#### Text provided:

Jets Topple Steelers for First Win Since Season Opener
EAST RUTHERFORD, N.J. - Imagine being sequestered for the last nine weeks, with no access to television or smartphones or the news media, and that the first act of re-entry involved attending Sunday's game at MetLife Stadium.
That person would have come away certain that Jaiquawn Jarrett was set to be the first active player inducted into the Jets ' ring of honor; that T. J. Graham was a veritable Swiss army knife, as influential on offense as on special teams; and that the team was steaming toward a division title.
All would have reasonable conclusions to draw while watching the Jets beat the Pittsburgh Steelers, 20-13, and avoid the ignominy of becoming the first squad in franchise history to lose nine consecutive games in a single season.
During a break at the end of the third quarter, with the Jets leading by 20-3, the team's Flight Crew danced in the end zone to 'We're Not Gonna Take It' by Twisted Sister, as if to say, 'Eight losses are fine, but nine, well, that's just unacceptable.'
How cathartic it must have been for Jets fans to cheer when Pittsburgh's Shaun Suisham hooked a 23-yard field-goal attempt or when Ben Roethlisberger, who had fired 12 touchdown passes the last two weeks, threw into triple coverage or when the Steelers (6-4) committed three first-half turnovers.
How disorienting it must have been for Jets fans to see anyone, let alone Jarrett, a reserve safety, recover a fumble and intercept two passes; to see Graham, who entered Sunday with one reception since signing six weeks ago, catch a touchdown pass and recover a fumble; and to see their team, which had lost its last two games by a combined 34 points, play with some measure of competence.

#### Dataset entries:

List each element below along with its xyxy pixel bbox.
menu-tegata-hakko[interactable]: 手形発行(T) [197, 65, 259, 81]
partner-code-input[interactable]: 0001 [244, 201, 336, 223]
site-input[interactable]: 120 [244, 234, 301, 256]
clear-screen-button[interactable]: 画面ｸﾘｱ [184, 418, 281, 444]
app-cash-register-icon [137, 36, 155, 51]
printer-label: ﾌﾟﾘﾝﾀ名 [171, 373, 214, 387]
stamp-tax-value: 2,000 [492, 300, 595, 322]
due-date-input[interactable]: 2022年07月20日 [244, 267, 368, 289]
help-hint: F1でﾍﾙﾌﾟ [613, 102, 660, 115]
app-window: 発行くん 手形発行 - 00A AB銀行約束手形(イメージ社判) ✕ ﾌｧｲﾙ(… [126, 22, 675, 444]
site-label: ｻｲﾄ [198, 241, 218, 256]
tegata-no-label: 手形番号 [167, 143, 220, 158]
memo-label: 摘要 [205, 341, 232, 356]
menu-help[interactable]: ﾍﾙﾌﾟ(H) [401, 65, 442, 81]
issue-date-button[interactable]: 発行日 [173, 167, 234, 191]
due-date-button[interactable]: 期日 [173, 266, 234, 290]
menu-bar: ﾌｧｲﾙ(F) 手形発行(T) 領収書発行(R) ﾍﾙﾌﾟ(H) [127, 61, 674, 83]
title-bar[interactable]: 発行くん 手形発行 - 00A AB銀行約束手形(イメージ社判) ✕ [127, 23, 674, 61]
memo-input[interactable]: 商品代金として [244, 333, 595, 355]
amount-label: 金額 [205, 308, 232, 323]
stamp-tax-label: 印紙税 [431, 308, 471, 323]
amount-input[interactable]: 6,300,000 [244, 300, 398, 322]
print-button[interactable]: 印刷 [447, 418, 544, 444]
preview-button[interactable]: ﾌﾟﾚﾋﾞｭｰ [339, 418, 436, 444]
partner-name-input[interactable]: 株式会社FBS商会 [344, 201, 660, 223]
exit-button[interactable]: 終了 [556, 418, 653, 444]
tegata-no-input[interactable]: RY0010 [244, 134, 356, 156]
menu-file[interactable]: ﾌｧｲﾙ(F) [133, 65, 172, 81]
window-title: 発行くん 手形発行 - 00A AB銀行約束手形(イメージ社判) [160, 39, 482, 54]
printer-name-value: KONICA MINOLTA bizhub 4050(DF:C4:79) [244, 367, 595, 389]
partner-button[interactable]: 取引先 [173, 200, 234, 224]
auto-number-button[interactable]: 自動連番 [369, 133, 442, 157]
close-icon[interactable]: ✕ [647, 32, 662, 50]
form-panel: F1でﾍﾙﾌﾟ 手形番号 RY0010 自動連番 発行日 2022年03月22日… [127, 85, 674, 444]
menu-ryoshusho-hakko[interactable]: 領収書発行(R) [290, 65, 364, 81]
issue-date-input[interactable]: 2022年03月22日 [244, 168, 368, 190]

#### What you need to do:
A) In the article on the Jets game, what was the final score against the Pittsburgh Steelers?
B) Pull from the article on the Jets game the passage from "All would have" to "three first-half turnovers.", word for word.
The rows are separate material, unrelated to the article on the Jets game.

#### List of solutions:
A) The Jets won 20-13.

B)
All would have reasonable conclusions to draw while watching the Jets beat the Pittsburgh Steelers, 20-13, and avoid the ignominy of becoming the first squad in franchise history to lose nine consecutive games in a single season.
During a break at the end of the third quarter, with the Jets leading by 20-3, the team's Flight Crew danced in the end zone to 'We're Not Gonna Take It' by Twisted Sister, as if to say, 'Eight losses are fine, but nine, well, that's just unacceptable.'
How cathartic it must have been for Jets fans to cheer when Pittsburgh's Shaun Suisham hooked a 23-yard field-goal attempt or when Ben Roethlisberger, who had fired 12 touchdown passes the last two weeks, threw into triple coverage or when the Steelers (6-4) committed three first-half turnovers.